[Dataset listings of figures]
****************

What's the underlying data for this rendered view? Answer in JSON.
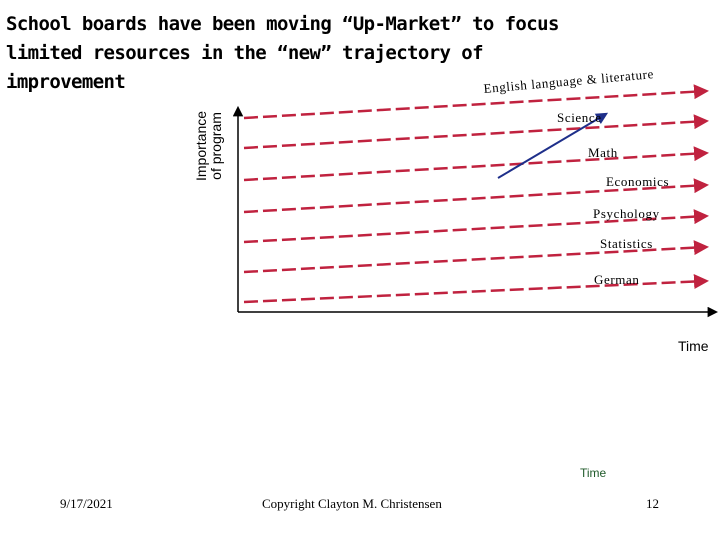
{
  "title": "School boards have been moving “Up-Market” to focus limited resources in the “new” trajectory of improvement",
  "y_axis_label": [
    "Importance",
    "of program"
  ],
  "x_axis_label": "Time",
  "secondary_time_label": "Time",
  "trajectories": [
    {
      "label": "English language & literature"
    },
    {
      "label": "Science"
    },
    {
      "label": "Math"
    },
    {
      "label": "Economics"
    },
    {
      "label": "Psychology"
    },
    {
      "label": "Statistics"
    },
    {
      "label": "German"
    }
  ],
  "colors": {
    "trajectory": "#c0223f",
    "arrow": "#1e2f8a",
    "axis": "#000000",
    "time2": "#1f5a2a"
  },
  "footer": {
    "date": "9/17/2021",
    "copyright": "Copyright Clayton M. Christensen",
    "page": "12"
  }
}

****************

→ Your instructions:
Write out the whole listing again, exactly, with no pictures.

→ Task output:
What's the underlying data for this rendered view? Answer in JSON.
{
  "title": "School boards have been moving “Up-Market” to focus limited resources in the “new” trajectory of improvement",
  "y_axis_label": [
    "Importance",
    "of program"
  ],
  "x_axis_label": "Time",
  "secondary_time_label": "Time",
  "trajectories": [
    {
      "label": "English language & literature"
    },
    {
      "label": "Science"
    },
    {
      "label": "Math"
    },
    {
      "label": "Economics"
    },
    {
      "label": "Psychology"
    },
    {
      "label": "Statistics"
    },
    {
      "label": "German"
    }
  ],
  "colors": {
    "trajectory": "#c0223f",
    "arrow": "#1e2f8a",
    "axis": "#000000",
    "time2": "#1f5a2a"
  },
  "footer": {
    "date": "9/17/2021",
    "copyright": "Copyright Clayton M. Christensen",
    "page": "12"
  }
}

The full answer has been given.